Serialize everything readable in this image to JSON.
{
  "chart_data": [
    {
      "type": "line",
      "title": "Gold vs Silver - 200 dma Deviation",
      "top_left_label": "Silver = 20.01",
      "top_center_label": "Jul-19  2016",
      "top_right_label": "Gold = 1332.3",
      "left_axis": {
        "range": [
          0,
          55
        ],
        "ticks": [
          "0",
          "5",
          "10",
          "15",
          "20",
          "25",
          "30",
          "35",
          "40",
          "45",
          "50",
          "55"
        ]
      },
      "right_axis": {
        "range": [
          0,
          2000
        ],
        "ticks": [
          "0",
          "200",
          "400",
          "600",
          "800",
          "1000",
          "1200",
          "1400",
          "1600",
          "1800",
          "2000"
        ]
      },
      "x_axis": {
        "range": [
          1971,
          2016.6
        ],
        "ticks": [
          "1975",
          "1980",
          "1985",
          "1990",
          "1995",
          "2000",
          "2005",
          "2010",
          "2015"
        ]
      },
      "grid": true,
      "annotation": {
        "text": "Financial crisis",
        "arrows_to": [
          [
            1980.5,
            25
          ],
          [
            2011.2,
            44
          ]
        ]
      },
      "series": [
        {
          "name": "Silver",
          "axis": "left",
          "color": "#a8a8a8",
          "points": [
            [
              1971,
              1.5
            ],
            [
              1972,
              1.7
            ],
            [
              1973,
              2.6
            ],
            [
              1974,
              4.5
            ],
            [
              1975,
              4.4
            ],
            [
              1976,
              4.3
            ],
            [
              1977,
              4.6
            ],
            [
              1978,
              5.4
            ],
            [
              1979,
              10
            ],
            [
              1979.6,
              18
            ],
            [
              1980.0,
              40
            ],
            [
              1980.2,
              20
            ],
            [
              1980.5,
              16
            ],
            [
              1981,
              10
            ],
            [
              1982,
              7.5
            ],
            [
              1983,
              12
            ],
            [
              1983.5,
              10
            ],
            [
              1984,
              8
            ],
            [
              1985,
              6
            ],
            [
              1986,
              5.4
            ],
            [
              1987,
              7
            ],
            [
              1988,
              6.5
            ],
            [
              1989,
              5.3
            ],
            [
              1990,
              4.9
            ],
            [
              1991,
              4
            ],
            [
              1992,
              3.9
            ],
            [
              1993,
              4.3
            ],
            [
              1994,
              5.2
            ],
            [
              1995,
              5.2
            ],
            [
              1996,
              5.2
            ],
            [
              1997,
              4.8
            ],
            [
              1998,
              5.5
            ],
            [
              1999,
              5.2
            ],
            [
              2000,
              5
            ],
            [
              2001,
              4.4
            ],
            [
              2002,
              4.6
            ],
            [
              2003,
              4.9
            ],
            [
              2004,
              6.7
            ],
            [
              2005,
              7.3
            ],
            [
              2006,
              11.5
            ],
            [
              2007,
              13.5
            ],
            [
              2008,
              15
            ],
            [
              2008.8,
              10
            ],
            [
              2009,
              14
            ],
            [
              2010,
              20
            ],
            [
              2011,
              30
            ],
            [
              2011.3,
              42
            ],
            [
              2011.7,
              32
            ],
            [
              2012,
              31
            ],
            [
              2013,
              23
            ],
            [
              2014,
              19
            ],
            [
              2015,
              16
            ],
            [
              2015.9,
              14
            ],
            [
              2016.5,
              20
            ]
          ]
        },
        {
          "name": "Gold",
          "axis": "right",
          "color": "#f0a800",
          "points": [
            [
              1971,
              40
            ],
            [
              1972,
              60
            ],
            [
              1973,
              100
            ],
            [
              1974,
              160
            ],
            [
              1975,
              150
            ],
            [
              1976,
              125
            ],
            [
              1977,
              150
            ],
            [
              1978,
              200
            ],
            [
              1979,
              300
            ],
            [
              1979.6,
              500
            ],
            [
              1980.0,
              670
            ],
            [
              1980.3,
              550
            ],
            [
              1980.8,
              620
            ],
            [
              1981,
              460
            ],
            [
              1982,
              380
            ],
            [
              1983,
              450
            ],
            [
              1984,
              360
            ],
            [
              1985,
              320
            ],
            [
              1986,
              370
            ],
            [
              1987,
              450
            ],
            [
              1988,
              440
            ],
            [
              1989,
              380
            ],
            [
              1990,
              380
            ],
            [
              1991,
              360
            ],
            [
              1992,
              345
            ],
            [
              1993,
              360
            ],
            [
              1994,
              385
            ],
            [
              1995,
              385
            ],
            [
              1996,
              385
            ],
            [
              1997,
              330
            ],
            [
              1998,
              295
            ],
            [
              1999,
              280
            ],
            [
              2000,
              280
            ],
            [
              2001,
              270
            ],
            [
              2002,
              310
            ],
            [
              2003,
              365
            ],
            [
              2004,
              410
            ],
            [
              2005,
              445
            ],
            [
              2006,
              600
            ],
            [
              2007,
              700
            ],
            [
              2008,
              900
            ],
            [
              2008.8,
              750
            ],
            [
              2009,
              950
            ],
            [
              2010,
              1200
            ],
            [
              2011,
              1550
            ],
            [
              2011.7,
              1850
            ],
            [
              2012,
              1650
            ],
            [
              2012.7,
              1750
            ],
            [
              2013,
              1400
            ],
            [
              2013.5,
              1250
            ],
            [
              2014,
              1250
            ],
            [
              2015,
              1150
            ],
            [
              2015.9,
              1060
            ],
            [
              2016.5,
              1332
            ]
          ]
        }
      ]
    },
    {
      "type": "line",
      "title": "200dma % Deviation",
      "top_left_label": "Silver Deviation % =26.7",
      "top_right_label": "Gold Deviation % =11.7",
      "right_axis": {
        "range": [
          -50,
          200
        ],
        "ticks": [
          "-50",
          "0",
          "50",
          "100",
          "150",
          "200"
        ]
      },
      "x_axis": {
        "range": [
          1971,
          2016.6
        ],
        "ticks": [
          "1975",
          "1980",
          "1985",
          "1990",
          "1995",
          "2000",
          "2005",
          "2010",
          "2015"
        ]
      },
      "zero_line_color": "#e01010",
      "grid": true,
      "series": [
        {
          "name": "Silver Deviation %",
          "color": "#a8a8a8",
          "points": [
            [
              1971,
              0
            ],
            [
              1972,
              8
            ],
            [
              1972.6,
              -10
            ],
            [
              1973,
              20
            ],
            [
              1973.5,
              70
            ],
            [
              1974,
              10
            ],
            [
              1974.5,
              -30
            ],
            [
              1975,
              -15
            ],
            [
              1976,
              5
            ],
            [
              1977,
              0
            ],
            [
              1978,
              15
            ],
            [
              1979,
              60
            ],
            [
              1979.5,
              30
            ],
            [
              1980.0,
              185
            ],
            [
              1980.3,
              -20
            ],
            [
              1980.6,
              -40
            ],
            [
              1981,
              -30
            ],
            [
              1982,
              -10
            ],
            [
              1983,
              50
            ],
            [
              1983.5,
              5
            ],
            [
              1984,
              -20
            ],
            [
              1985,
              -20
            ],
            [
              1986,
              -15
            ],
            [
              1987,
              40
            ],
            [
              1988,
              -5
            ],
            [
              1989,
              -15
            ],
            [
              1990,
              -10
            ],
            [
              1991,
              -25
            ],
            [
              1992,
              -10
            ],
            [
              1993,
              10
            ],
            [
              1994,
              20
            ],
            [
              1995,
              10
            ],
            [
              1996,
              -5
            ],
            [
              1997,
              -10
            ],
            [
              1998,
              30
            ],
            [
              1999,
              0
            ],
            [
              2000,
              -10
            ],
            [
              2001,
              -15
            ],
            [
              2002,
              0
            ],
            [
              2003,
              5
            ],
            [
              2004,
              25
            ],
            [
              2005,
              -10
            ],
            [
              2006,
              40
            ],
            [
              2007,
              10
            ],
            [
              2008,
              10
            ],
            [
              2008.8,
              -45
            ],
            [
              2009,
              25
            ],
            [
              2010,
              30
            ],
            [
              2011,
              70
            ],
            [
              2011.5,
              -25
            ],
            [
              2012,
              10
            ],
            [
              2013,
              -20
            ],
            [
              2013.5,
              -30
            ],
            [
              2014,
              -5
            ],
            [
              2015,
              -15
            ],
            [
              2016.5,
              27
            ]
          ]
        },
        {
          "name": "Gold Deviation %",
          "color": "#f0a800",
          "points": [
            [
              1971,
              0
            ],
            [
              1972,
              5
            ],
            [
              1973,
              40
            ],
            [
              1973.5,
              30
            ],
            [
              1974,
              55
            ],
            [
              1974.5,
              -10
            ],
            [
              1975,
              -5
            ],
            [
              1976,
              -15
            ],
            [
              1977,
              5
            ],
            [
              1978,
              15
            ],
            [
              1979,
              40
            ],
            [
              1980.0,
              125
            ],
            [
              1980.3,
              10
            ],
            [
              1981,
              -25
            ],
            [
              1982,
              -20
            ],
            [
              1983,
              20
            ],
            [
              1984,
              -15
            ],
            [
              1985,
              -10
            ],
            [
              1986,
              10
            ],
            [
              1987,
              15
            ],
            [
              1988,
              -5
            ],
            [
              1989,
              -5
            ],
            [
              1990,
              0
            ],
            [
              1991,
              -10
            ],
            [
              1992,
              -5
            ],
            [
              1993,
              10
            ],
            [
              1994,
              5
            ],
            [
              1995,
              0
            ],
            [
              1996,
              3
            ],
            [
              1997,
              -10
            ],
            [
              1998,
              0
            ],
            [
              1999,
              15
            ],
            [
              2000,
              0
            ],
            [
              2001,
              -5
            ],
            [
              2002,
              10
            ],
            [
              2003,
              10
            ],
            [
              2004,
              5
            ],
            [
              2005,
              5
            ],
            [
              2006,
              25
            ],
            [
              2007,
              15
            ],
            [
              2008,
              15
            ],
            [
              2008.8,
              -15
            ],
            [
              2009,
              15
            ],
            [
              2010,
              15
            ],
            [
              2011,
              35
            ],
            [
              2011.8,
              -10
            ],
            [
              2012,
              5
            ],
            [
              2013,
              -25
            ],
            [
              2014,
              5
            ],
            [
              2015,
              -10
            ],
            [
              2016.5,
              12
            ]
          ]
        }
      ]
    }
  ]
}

* WORK INSTRUCTIONS:
Search the listing for the string "Deviation". Copy each line where it turns up.

* SOLVED PROBLEM:
      "title": "Gold vs Silver - 200 dma Deviation",
      "title": "200dma % Deviation",
      "top_left_label": "Silver Deviation % =26.7",
      "top_right_label": "Gold Deviation % =11.7",
          "name": "Silver Deviation %",
          "name": "Gold Deviation %",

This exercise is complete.